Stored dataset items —
☆ ☆ ☆ ☆
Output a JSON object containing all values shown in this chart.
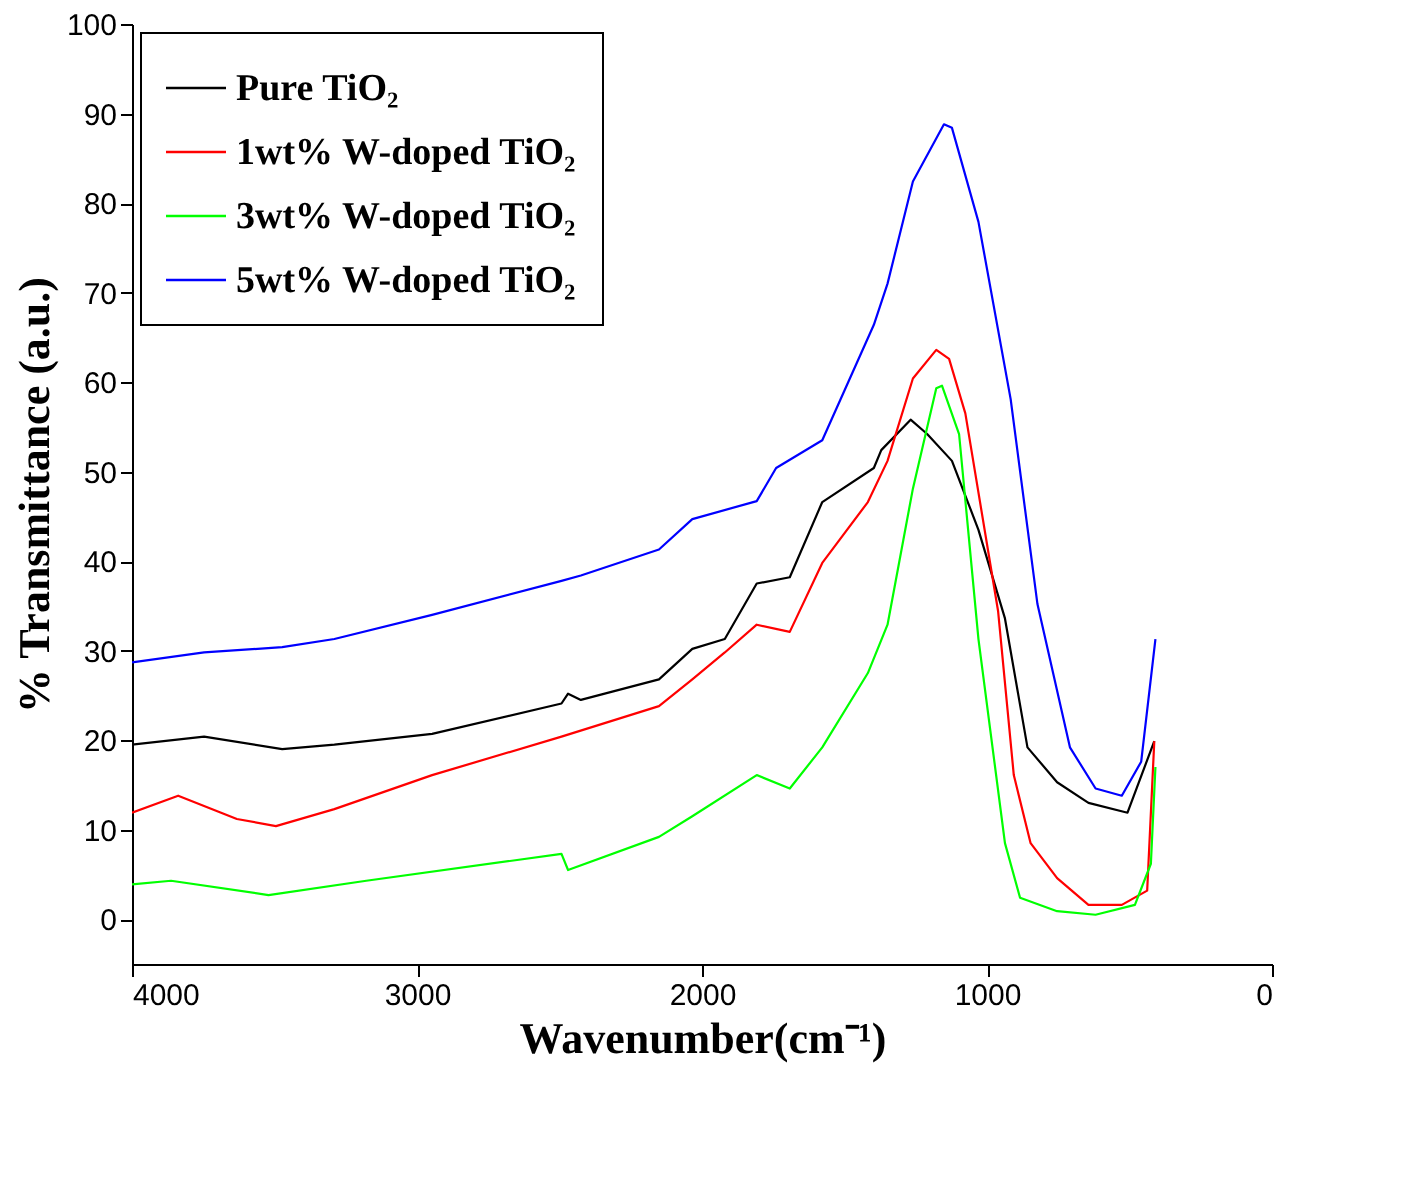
{
  "chart_data": {
    "type": "line",
    "xlabel": "Wavenumber(cm⁻¹)",
    "ylabel": "% Transmittance (a.u.)",
    "xlim": [
      4000,
      0
    ],
    "xticks": [
      4000,
      3000,
      2000,
      1000,
      0
    ],
    "ylim": [
      -5,
      100
    ],
    "yticks": [
      0,
      10,
      20,
      30,
      40,
      50,
      60,
      70,
      80,
      90,
      100
    ],
    "grid": false,
    "legend": "top left",
    "line_style": "solid",
    "series": [
      {
        "name": "Pure TiO₂",
        "color": "#000000",
        "x": [
          4000,
          3747,
          3473,
          3290,
          2947,
          2493,
          2470,
          2425,
          2151,
          2034,
          1920,
          1808,
          1692,
          1578,
          1397,
          1371,
          1268,
          1210,
          1123,
          1030,
          937,
          858,
          754,
          644,
          507,
          413
        ],
        "values": [
          19.5,
          20.4,
          19.0,
          19.5,
          20.7,
          24.1,
          25.2,
          24.5,
          26.8,
          30.2,
          31.3,
          37.5,
          38.2,
          46.6,
          50.4,
          52.4,
          55.8,
          54.2,
          51.2,
          43.5,
          33.6,
          19.2,
          15.3,
          13.0,
          11.9,
          19.9
        ]
      },
      {
        "name": "1wt% W-doped TiO₂",
        "color": "#ff0000",
        "x": [
          4000,
          3838,
          3632,
          3495,
          3290,
          2947,
          2493,
          2151,
          2034,
          1920,
          1808,
          1692,
          1578,
          1418,
          1349,
          1260,
          1178,
          1133,
          1076,
          961,
          906,
          847,
          754,
          644,
          527,
          438,
          413
        ],
        "values": [
          11.9,
          13.8,
          11.2,
          10.4,
          12.3,
          16.1,
          20.4,
          23.8,
          26.8,
          29.8,
          32.9,
          32.1,
          39.8,
          46.6,
          51.2,
          60.4,
          63.6,
          62.6,
          56.5,
          34.4,
          16.1,
          8.5,
          4.6,
          1.6,
          1.6,
          3.2,
          19.9
        ]
      },
      {
        "name": "3wt% W-doped TiO₂",
        "color": "#00ff00",
        "x": [
          4000,
          3863,
          3521,
          3178,
          2493,
          2470,
          2151,
          2034,
          1808,
          1692,
          1578,
          1418,
          1349,
          1260,
          1178,
          1158,
          1098,
          1030,
          937,
          884,
          754,
          619,
          481,
          425,
          409
        ],
        "values": [
          3.9,
          4.3,
          2.7,
          4.3,
          7.3,
          5.5,
          9.2,
          11.5,
          16.1,
          14.6,
          19.2,
          27.5,
          32.9,
          48.1,
          59.3,
          59.6,
          54.2,
          31.3,
          8.5,
          2.4,
          0.9,
          0.5,
          1.6,
          6.2,
          17.0
        ]
      },
      {
        "name": "5wt% W-doped TiO₂",
        "color": "#0000ff",
        "x": [
          4000,
          3747,
          3473,
          3290,
          2947,
          2493,
          2425,
          2151,
          2034,
          1808,
          1740,
          1578,
          1397,
          1349,
          1260,
          1151,
          1123,
          1030,
          917,
          823,
          709,
          619,
          527,
          459,
          409
        ],
        "values": [
          28.7,
          29.8,
          30.4,
          31.3,
          34.0,
          37.8,
          38.4,
          41.3,
          44.7,
          46.7,
          50.4,
          53.5,
          66.4,
          71.0,
          82.4,
          88.8,
          88.4,
          77.9,
          58.1,
          35.2,
          19.2,
          14.6,
          13.8,
          17.6,
          31.3
        ]
      }
    ]
  }
}
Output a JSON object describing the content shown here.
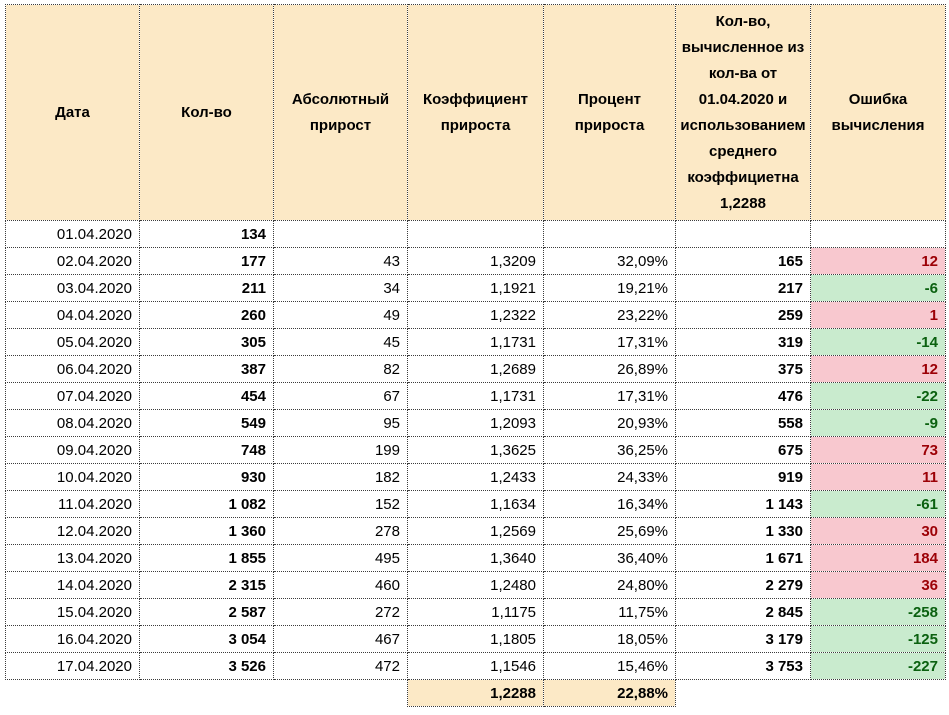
{
  "colors": {
    "header_bg": "#FCE9C6",
    "bad_bg": "#F8C8CF",
    "bad_text": "#9C0006",
    "good_bg": "#C9EBCE",
    "good_text": "#0B6110"
  },
  "table": {
    "columns": [
      {
        "label": "Дата"
      },
      {
        "label": "Кол-во"
      },
      {
        "label": "Абсолютный прирост"
      },
      {
        "label": "Коэффициент прироста"
      },
      {
        "label": "Процент прироста"
      },
      {
        "label": "Кол-во, вычисленное из кол-ва от 01.04.2020 и использованием среднего коэффициетна 1,2288"
      },
      {
        "label": "Ошибка вычисления"
      }
    ],
    "rows": [
      {
        "date": "01.04.2020",
        "count": "134",
        "abs_growth": "",
        "growth_coef": "",
        "growth_pct": "",
        "calc_count": "",
        "error": "",
        "error_type": "none"
      },
      {
        "date": "02.04.2020",
        "count": "177",
        "abs_growth": "43",
        "growth_coef": "1,3209",
        "growth_pct": "32,09%",
        "calc_count": "165",
        "error": "12",
        "error_type": "bad"
      },
      {
        "date": "03.04.2020",
        "count": "211",
        "abs_growth": "34",
        "growth_coef": "1,1921",
        "growth_pct": "19,21%",
        "calc_count": "217",
        "error": "-6",
        "error_type": "good"
      },
      {
        "date": "04.04.2020",
        "count": "260",
        "abs_growth": "49",
        "growth_coef": "1,2322",
        "growth_pct": "23,22%",
        "calc_count": "259",
        "error": "1",
        "error_type": "bad"
      },
      {
        "date": "05.04.2020",
        "count": "305",
        "abs_growth": "45",
        "growth_coef": "1,1731",
        "growth_pct": "17,31%",
        "calc_count": "319",
        "error": "-14",
        "error_type": "good"
      },
      {
        "date": "06.04.2020",
        "count": "387",
        "abs_growth": "82",
        "growth_coef": "1,2689",
        "growth_pct": "26,89%",
        "calc_count": "375",
        "error": "12",
        "error_type": "bad"
      },
      {
        "date": "07.04.2020",
        "count": "454",
        "abs_growth": "67",
        "growth_coef": "1,1731",
        "growth_pct": "17,31%",
        "calc_count": "476",
        "error": "-22",
        "error_type": "good"
      },
      {
        "date": "08.04.2020",
        "count": "549",
        "abs_growth": "95",
        "growth_coef": "1,2093",
        "growth_pct": "20,93%",
        "calc_count": "558",
        "error": "-9",
        "error_type": "good"
      },
      {
        "date": "09.04.2020",
        "count": "748",
        "abs_growth": "199",
        "growth_coef": "1,3625",
        "growth_pct": "36,25%",
        "calc_count": "675",
        "error": "73",
        "error_type": "bad"
      },
      {
        "date": "10.04.2020",
        "count": "930",
        "abs_growth": "182",
        "growth_coef": "1,2433",
        "growth_pct": "24,33%",
        "calc_count": "919",
        "error": "11",
        "error_type": "bad"
      },
      {
        "date": "11.04.2020",
        "count": "1 082",
        "abs_growth": "152",
        "growth_coef": "1,1634",
        "growth_pct": "16,34%",
        "calc_count": "1 143",
        "error": "-61",
        "error_type": "good"
      },
      {
        "date": "12.04.2020",
        "count": "1 360",
        "abs_growth": "278",
        "growth_coef": "1,2569",
        "growth_pct": "25,69%",
        "calc_count": "1 330",
        "error": "30",
        "error_type": "bad"
      },
      {
        "date": "13.04.2020",
        "count": "1 855",
        "abs_growth": "495",
        "growth_coef": "1,3640",
        "growth_pct": "36,40%",
        "calc_count": "1 671",
        "error": "184",
        "error_type": "bad"
      },
      {
        "date": "14.04.2020",
        "count": "2 315",
        "abs_growth": "460",
        "growth_coef": "1,2480",
        "growth_pct": "24,80%",
        "calc_count": "2 279",
        "error": "36",
        "error_type": "bad"
      },
      {
        "date": "15.04.2020",
        "count": "2 587",
        "abs_growth": "272",
        "growth_coef": "1,1175",
        "growth_pct": "11,75%",
        "calc_count": "2 845",
        "error": "-258",
        "error_type": "good"
      },
      {
        "date": "16.04.2020",
        "count": "3 054",
        "abs_growth": "467",
        "growth_coef": "1,1805",
        "growth_pct": "18,05%",
        "calc_count": "3 179",
        "error": "-125",
        "error_type": "good"
      },
      {
        "date": "17.04.2020",
        "count": "3 526",
        "abs_growth": "472",
        "growth_coef": "1,1546",
        "growth_pct": "15,46%",
        "calc_count": "3 753",
        "error": "-227",
        "error_type": "good"
      }
    ],
    "footer": {
      "avg_coef": "1,2288",
      "avg_pct": "22,88%"
    }
  }
}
☆ ☆ ☆ ☆
Directions — From the records, copy every line that has the string "Output" in it.

Solution to the exercise —
Output a JSON object containing all values shown in this chart.
Output a JSON object describing the content shown here.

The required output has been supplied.